__BRANO DA LEGGERE__.
↓↓↓

Le interconnessioni tra chip

Dalla rivista:
Elettronica Oggi

 
Pubblicato il 30 giugno 2011

Rispetto al passato le connessioni esterne fra chip, come quelle fra CPU e chipset, si stanno riducendo progressivamente, o meglio si stanno evolvendo, per diverse famiglie di componenti. Il motivo è legato essenzialmente alla maggior diffusione di architetture SoC (System on Chip) che integrano un numero sempre più alto di funzionalità demandate in precedenza a chip separati. Questo trend è particolarmente evidente nei componenti per i dispositivi consumer, dove una elevata integrazione significa poter contare su costi e consumi inferiori, ma è presente comunque in modo diffuso anche per i processori per PC.

Ridurre il numero di componenti aumentando l’integrazione costituisce però anche un limite alla diversificazione dei progetti per rispondere in modo più aderente alle esigenze specifiche.
Per conservare una indispensabile versatilità, necessaria anche per adeguarsi ai diversi standard di I/O che si susseguono abbastanza rapidamente, la riduzione dei componenti necessari si è assestata in molti casi all’impiego di almeno due chip. I collegamenti fra questi due componenti sono comunque essenziali per determinare prestazioni, consumi e versatilità delle soluzioni.

↑↑↑

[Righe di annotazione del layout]
↓↓↓

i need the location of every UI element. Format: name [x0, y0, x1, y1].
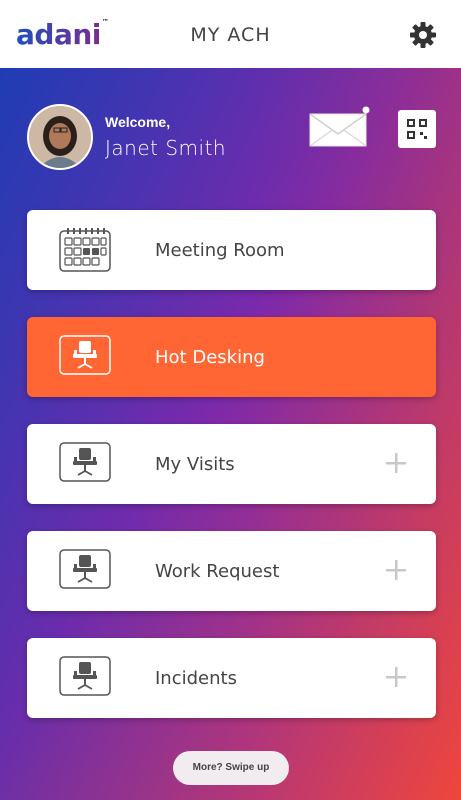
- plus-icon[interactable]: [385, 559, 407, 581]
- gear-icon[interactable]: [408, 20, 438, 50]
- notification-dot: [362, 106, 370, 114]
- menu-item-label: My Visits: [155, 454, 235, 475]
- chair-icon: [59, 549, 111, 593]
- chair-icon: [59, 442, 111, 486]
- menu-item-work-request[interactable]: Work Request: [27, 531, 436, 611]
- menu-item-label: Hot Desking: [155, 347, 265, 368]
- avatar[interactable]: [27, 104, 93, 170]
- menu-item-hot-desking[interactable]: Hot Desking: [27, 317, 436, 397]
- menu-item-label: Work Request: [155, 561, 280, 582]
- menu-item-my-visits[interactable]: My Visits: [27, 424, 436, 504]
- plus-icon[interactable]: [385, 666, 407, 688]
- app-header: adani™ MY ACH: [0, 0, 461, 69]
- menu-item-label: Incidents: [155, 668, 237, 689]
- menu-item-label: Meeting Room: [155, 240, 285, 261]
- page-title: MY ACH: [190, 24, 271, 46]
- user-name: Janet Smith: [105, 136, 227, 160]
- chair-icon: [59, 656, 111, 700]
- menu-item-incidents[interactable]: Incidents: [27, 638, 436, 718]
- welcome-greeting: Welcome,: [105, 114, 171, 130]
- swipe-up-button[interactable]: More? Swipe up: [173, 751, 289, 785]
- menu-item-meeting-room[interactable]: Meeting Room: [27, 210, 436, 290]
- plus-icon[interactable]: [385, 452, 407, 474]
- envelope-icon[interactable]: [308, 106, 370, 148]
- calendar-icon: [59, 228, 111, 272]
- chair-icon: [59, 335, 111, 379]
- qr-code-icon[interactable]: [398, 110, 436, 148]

↑↑↑

__CONSEGNA 1__.
Riscrivi il brano sulle interconnessioni tra chip partendo da "Le interconnessioni tra" e andando avanti fino a "processori per PC.".
__CONSEGNA 2__.
Secondo il brano sulle interconnessioni tra chip, quali aspetti delle soluzioni vengono determinati dai collegamenti fra i due chip? Elencali tutti.
__CONSEGNA 3__.
Nel brano sulle interconnessioni tra chip, perché in molti casi la riduzione dei componenti si è fermata ad almeno due chip?

__SOLUZIONE 1__.
Le interconnessioni tra chip

Dalla rivista:
Elettronica Oggi

 
Pubblicato il 30 giugno 2011

Rispetto al passato le connessioni esterne fra chip, come quelle fra CPU e chipset, si stanno riducendo progressivamente, o meglio si stanno evolvendo, per diverse famiglie di componenti. Il motivo è legato essenzialmente alla maggior diffusione di architetture SoC (System on Chip) che integrano un numero sempre più alto di funzionalità demandate in precedenza a chip separati. Questo trend è particolarmente evidente nei componenti per i dispositivi consumer, dove una elevata integrazione significa poter contare su costi e consumi inferiori, ma è presente comunque in modo diffuso anche per i processori per PC.

__SOLUZIONE 2__.
Prestazioni, consumi e versatilità.

__SOLUZIONE 3__.
La riduzione si è fermata ad almeno due chip per conservare una versatilità indispensabile. Questa versatilità serve anche per adeguarsi ai diversi standard di I/O, che si susseguono abbastanza rapidamente.